PROBLEM DETAILS: Your task is to filter the data below down to the lines holding "message".

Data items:
━━━━━━━━━━━━━━━━━━━━

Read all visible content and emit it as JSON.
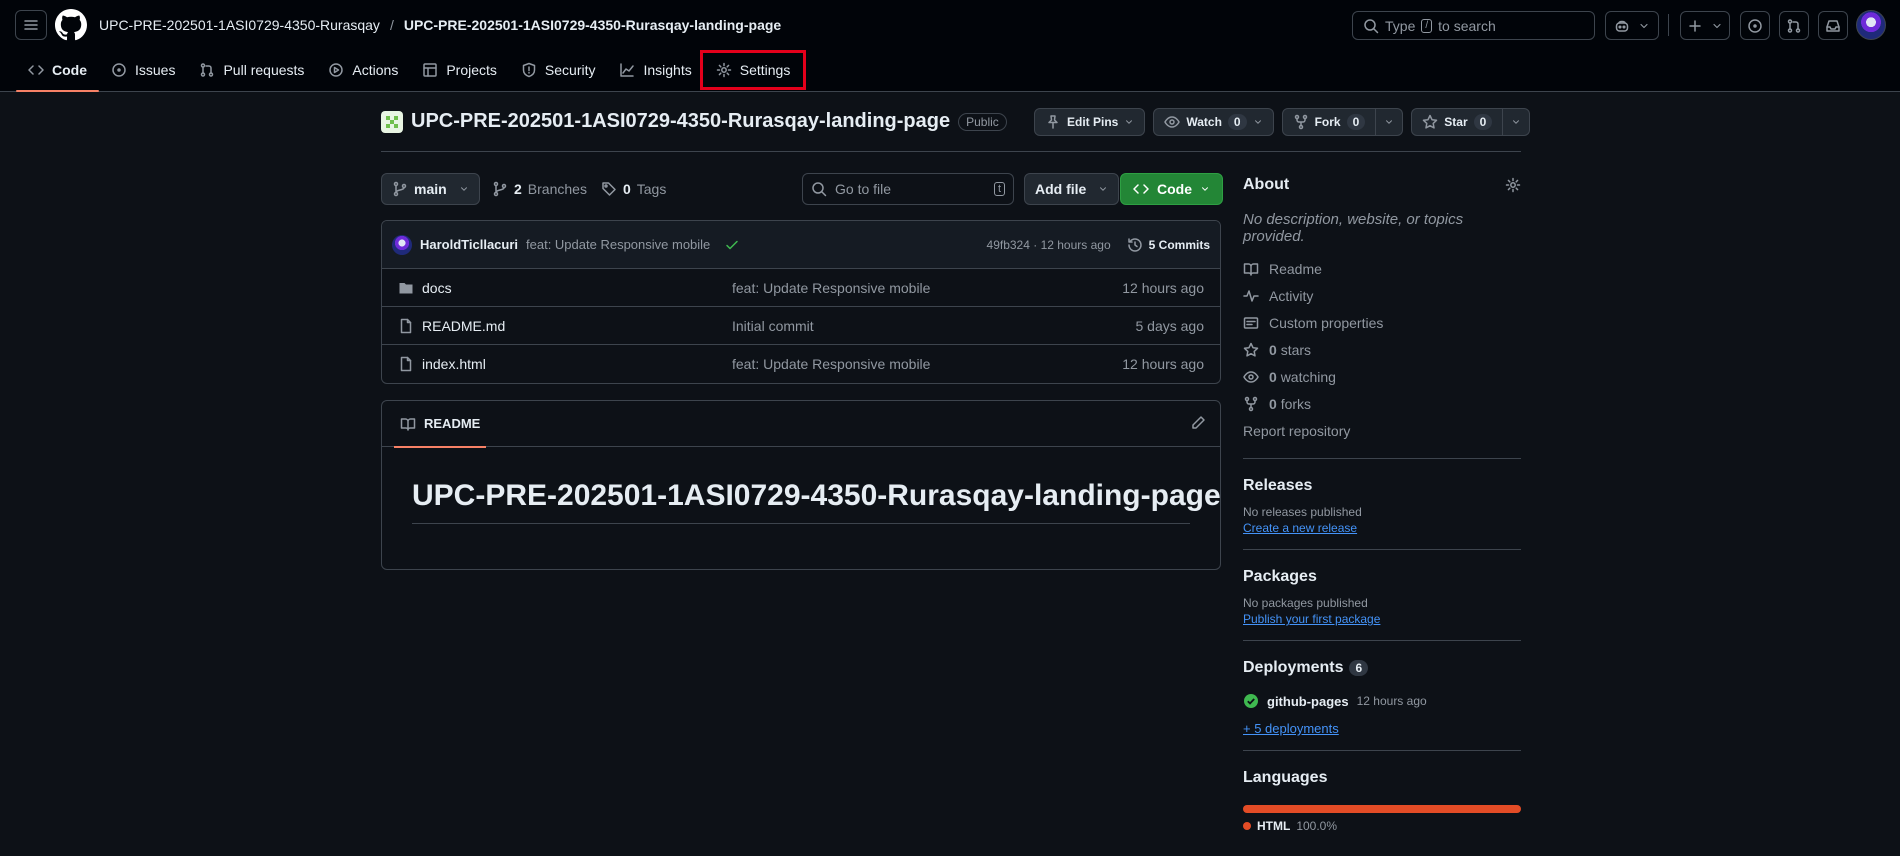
{
  "header": {
    "owner": "UPC-PRE-202501-1ASI0729-4350-Rurasqay",
    "separator": "/",
    "repo": "UPC-PRE-202501-1ASI0729-4350-Rurasqay-landing-page",
    "search_prefix": "Type",
    "search_key": "/",
    "search_suffix": "to search"
  },
  "tabs": [
    {
      "label": "Code",
      "icon": "code-icon"
    },
    {
      "label": "Issues",
      "icon": "issue-icon"
    },
    {
      "label": "Pull requests",
      "icon": "pull-request-icon"
    },
    {
      "label": "Actions",
      "icon": "play-icon"
    },
    {
      "label": "Projects",
      "icon": "table-icon"
    },
    {
      "label": "Security",
      "icon": "shield-icon"
    },
    {
      "label": "Insights",
      "icon": "graph-icon"
    },
    {
      "label": "Settings",
      "icon": "gear-icon"
    }
  ],
  "repo": {
    "title": "UPC-PRE-202501-1ASI0729-4350-Rurasqay-landing-page",
    "visibility": "Public",
    "edit_pins": "Edit Pins",
    "watch": "Watch",
    "watch_count": "0",
    "fork": "Fork",
    "fork_count": "0",
    "star": "Star",
    "star_count": "0"
  },
  "filenav": {
    "branch": "main",
    "branches_count": "2",
    "branches_label": "Branches",
    "tags_count": "0",
    "tags_label": "Tags",
    "goto_placeholder": "Go to file",
    "goto_key": "t",
    "add_file": "Add file",
    "code": "Code"
  },
  "commit": {
    "author": "HaroldTicllacuri",
    "message": "feat: Update Responsive mobile",
    "hash_time": "49fb324 · 12 hours ago",
    "count": "5 Commits"
  },
  "files": [
    {
      "name": "docs",
      "type": "folder",
      "message": "feat: Update Responsive mobile",
      "time": "12 hours ago"
    },
    {
      "name": "README.md",
      "type": "file",
      "message": "Initial commit",
      "time": "5 days ago"
    },
    {
      "name": "index.html",
      "type": "file",
      "message": "feat: Update Responsive mobile",
      "time": "12 hours ago"
    }
  ],
  "readme": {
    "tab": "README",
    "heading": "UPC-PRE-202501-1ASI0729-4350-Rurasqay-landing-page"
  },
  "sidebar": {
    "about_title": "About",
    "description": "No description, website, or topics provided.",
    "items": [
      {
        "icon": "book-icon",
        "label": "Readme",
        "count": ""
      },
      {
        "icon": "pulse-icon",
        "label": "Activity",
        "count": ""
      },
      {
        "icon": "note-icon",
        "label": "Custom properties",
        "count": ""
      },
      {
        "icon": "star-icon",
        "label": "stars",
        "count": "0"
      },
      {
        "icon": "eye-icon",
        "label": "watching",
        "count": "0"
      },
      {
        "icon": "fork-icon",
        "label": "forks",
        "count": "0"
      }
    ],
    "report": "Report repository",
    "releases_title": "Releases",
    "releases_empty": "No releases published",
    "releases_link": "Create a new release",
    "packages_title": "Packages",
    "packages_empty": "No packages published",
    "packages_link": "Publish your first package",
    "deployments_title": "Deployments",
    "deployments_count": "6",
    "deployment_name": "github-pages",
    "deployment_time": "12 hours ago",
    "deployments_more": "+ 5 deployments",
    "languages_title": "Languages",
    "language_name": "HTML",
    "language_percent": "100.0%",
    "language_fraction": 1.0,
    "language_color": "#e34c26"
  },
  "colors": {
    "background": "#0d1117",
    "header_bg": "#010409",
    "border": "#3d444d",
    "accent_tab": "#f78166",
    "primary_button": "#238636",
    "link": "#4493f8",
    "highlight_box": "#e3001b"
  }
}
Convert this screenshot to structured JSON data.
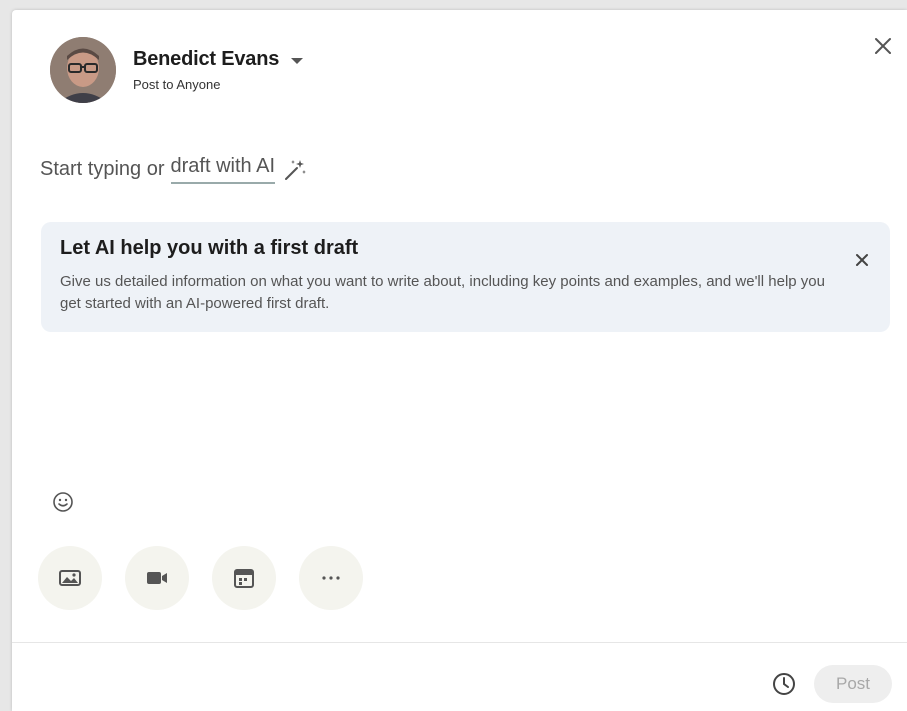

━━━━━━━━━━━━━━━━━━━━

RESULT OF THE EXERCISE:
    "message": "feat: Update Responsive mobile",
      "message": "feat: Update Responsive mobile",
      "message": "Initial commit",
      "message": "feat: Update Responsive mobile",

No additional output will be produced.